» EXERCISE GOAL: Return all of the data exactly, with nothing left out but the pictures.

--------------------------------------------------

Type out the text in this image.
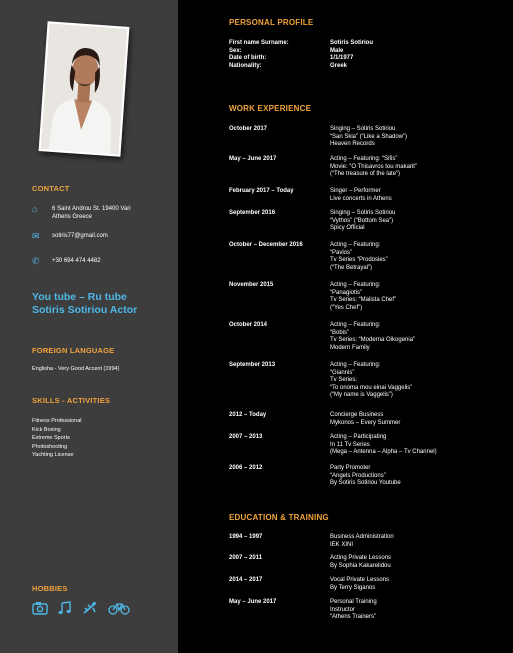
CONTACT
⌂	6 Saint Androu St. 19400 Vari
Athens Greece
✉	sotiris77@gmail.com
✆	+30 694 474 4482
You tube – Ru tube
Sotiris Sotiriou Actor
FOREIGN LANGUAGE
Englisha - Very Good Accent (1994)
SKILLS - ACTIVITIES
Fitness Professional
Kick Boxing
Extreme Sports
Photoshooting
Yachting License
HOBBIES
PERSONAL PROFILE
First name Surname:	Sotiris Sotiriou
Sex:	Male
Date of birth:	1/1/1977
Nationality:	Greek
WORK EXPERIENCE
October 2017	Singing – Sotiris Sotiriou
“San Skia” (“Like a Shadow”)
Heaven Records
May – June 2017	Acting – Featuring: “Sifis”
Movie: “O Thisavros tou makarit”
(“The treasure of the late”)
February 2017 – Today	Singer – Performer
Live concerts in Athens
September 2016	Singing – Sotiris Sotiriou
“Vythos” (“Bottom Sea”)
Spicy Official
October – December 2016	Acting – Featuring:
“Pavlos”
Tv Series “Prodosies”
(“The Betrayal”)
November 2015	Acting – Featuring:
“Panagiotis”
Tv Series: “Malista Chef”
(“Yes Chef”)
October 2014	Acting – Featuring:
“Bobis”
Tv Series: “Moderna Oikogenia”
Modern Family
September 2013	Acting – Featuring:
“Giannis”
Tv Series:
“To onoma mou einai Vaggelis”
(“My name is Vaggelis”)
2012 – Today	Concierge Business
Mykonos – Every Summer
2007 – 2013	Acting – Participating
In 11 Tv Series
(Mega – Antenna – Alpha – Tv Channel)
2006 – 2012	Party Promoter
“Angels Productions”
By Sotiris Sotiriou Youtube
EDUCATION & TRAINING
1994 – 1997	Business Administration
IEK XINI
2007 – 2011	Acting Private Lessons
By Sophia Kakarelidou
2014 – 2017	Vocal Private Lessons
By Terry Siganos
May – June 2017	Personal Training
Instructor
“Athens Trainers”
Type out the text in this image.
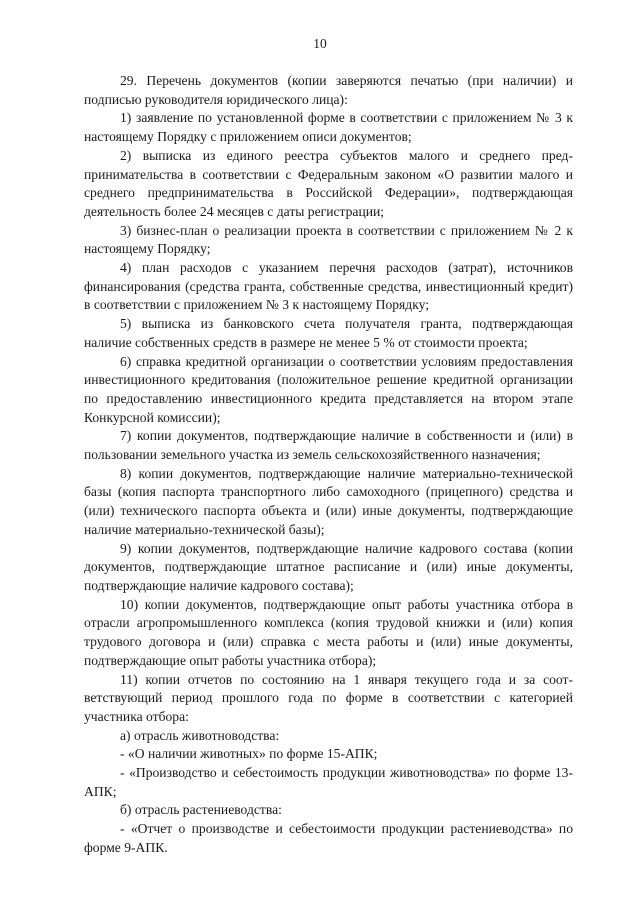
10

29. Перечень документов (копии заверяются печатью (при наличии) и подписью руководителя юридического лица):

1) заявление по установленной форме в соответствии с приложением № 3 к настоящему Порядку с приложением описи документов;

2) выписка из единого реестра субъектов малого и среднего предпринимательства в соответствии с Федеральным законом «О развитии малого и среднего предпринимательства в Российской Федерации», подтверждающая деятельность более 24 месяцев с даты регистрации;

3) бизнес-план о реализации проекта в соответствии с приложением № 2 к настоящему Порядку;

4) план расходов с указанием перечня расходов (затрат), источников финансирования (средства гранта, собственные средства, инвестиционный кредит) в соответствии с приложением № 3 к настоящему Порядку;

5) выписка из банковского счета получателя гранта, подтверждающая наличие собственных средств в размере не менее 5 % от стоимости проекта;

6) справка кредитной организации о соответствии условиям предоставления инвестиционного кредитования (положительное решение кредитной организации по предоставлению инвестиционного кредита представляется на втором этапе Конкурсной комиссии);

7) копии документов, подтверждающие наличие в собственности и (или) в пользовании земельного участка из земель сельскохозяйственного назначения;

8) копии документов, подтверждающие наличие материально-технической базы (копия паспорта транспортного либо самоходного (прицепного) средства и (или) технического паспорта объекта и (или) иные документы, подтверждающие наличие материально-технической базы);

9) копии документов, подтверждающие наличие кадрового состава (копии документов, подтверждающие штатное расписание и (или) иные документы, подтверждающие наличие кадрового состава);

10) копии документов, подтверждающие опыт работы участника отбора в отрасли агропромышленного комплекса (копия трудовой книжки и (или) копия трудового договора и (или) справка с места работы и (или) иные документы, подтверждающие опыт работы участника отбора);

11) копии отчетов по состоянию на 1 января текущего года и за соответствующий период прошлого года по форме в соответствии с категорией участника отбора:

а) отрасль животноводства:

- «О наличии животных» по форме 15-АПК;

- «Производство и себестоимость продукции животноводства» по форме 13-АПК;

б) отрасль растениеводства:

- «Отчет о производстве и себестоимости продукции растениеводства» по форме 9-АПК.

--------------------------------------------------

» CORRECT RESULT:
Type out the text in this image.
CONTACT
⌂	6 Saint Androu St. 19400 Vari
Athens Greece
✉	sotiris77@gmail.com
✆	+30 694 474 4482
You tube – Ru tube
Sotiris Sotiriou Actor
FOREIGN LANGUAGE
Englisha - Very Good Accent (1994)
SKILLS - ACTIVITIES
Fitness Professional
Kick Boxing
Extreme Sports
Photoshooting
Yachting License
HOBBIES
PERSONAL PROFILE
First name Surname:	Sotiris Sotiriou
Sex:	Male
Date of birth:	1/1/1977
Nationality:	Greek
WORK EXPERIENCE
October 2017	Singing – Sotiris Sotiriou
“San Skia” (“Like a Shadow”)
Heaven Records
May – June 2017	Acting – Featuring: “Sifis”
Movie: “O Thisavros tou makarit”
(“The treasure of the late”)
February 2017 – Today	Singer – Performer
Live concerts in Athens
September 2016	Singing – Sotiris Sotiriou
“Vythos” (“Bottom Sea”)
Spicy Official
October – December 2016	Acting – Featuring:
“Pavlos”
Tv Series “Prodosies”
(“The Betrayal”)
November 2015	Acting – Featuring:
“Panagiotis”
Tv Series: “Malista Chef”
(“Yes Chef”)
October 2014	Acting – Featuring:
“Bobis”
Tv Series: “Moderna Oikogenia”
Modern Family
September 2013	Acting – Featuring:
“Giannis”
Tv Series:
“To onoma mou einai Vaggelis”
(“My name is Vaggelis”)
2012 – Today	Concierge Business
Mykonos – Every Summer
2007 – 2013	Acting – Participating
In 11 Tv Series
(Mega – Antenna – Alpha – Tv Channel)
2006 – 2012	Party Promoter
“Angels Productions”
By Sotiris Sotiriou Youtube
EDUCATION & TRAINING
1994 – 1997	Business Administration
IEK XINI
2007 – 2011	Acting Private Lessons
By Sophia Kakarelidou
2014 – 2017	Vocal Private Lessons
By Terry Siganos
May – June 2017	Personal Training
Instructor
“Athens Trainers”
Type out the text in this image.
10

29. Перечень документов (копии заверяются печатью (при наличии) и подписью руководителя юридического лица):

1) заявление по установленной форме в соответствии с приложением № 3 к настоящему Порядку с приложением описи документов;

2) выписка из единого реестра субъектов малого и среднего предпринимательства в соответствии с Федеральным законом «О развитии малого и среднего предпринимательства в Российской Федерации», подтверждающая деятельность более 24 месяцев с даты регистрации;

3) бизнес-план о реализации проекта в соответствии с приложением № 2 к настоящему Порядку;

4) план расходов с указанием перечня расходов (затрат), источников финансирования (средства гранта, собственные средства, инвестиционный кредит) в соответствии с приложением № 3 к настоящему Порядку;

5) выписка из банковского счета получателя гранта, подтверждающая наличие собственных средств в размере не менее 5 % от стоимости проекта;

6) справка кредитной организации о соответствии условиям предоставления инвестиционного кредитования (положительное решение кредитной организации по предоставлению инвестиционного кредита представляется на втором этапе Конкурсной комиссии);

7) копии документов, подтверждающие наличие в собственности и (или) в пользовании земельного участка из земель сельскохозяйственного назначения;

8) копии документов, подтверждающие наличие материально-технической базы (копия паспорта транспортного либо самоходного (прицепного) средства и (или) технического паспорта объекта и (или) иные документы, подтверждающие наличие материально-технической базы);

9) копии документов, подтверждающие наличие кадрового состава (копии документов, подтверждающие штатное расписание и (или) иные документы, подтверждающие наличие кадрового состава);

10) копии документов, подтверждающие опыт работы участника отбора в отрасли агропромышленного комплекса (копия трудовой книжки и (или) копия трудового договора и (или) справка с места работы и (или) иные документы, подтверждающие опыт работы участника отбора);

11) копии отчетов по состоянию на 1 января текущего года и за соответствующий период прошлого года по форме в соответствии с категорией участника отбора:

а) отрасль животноводства:

- «О наличии животных» по форме 15-АПК;

- «Производство и себестоимость продукции животноводства» по форме 13-АПК;

б) отрасль растениеводства:

- «Отчет о производстве и себестоимости продукции растениеводства» по форме 9-АПК.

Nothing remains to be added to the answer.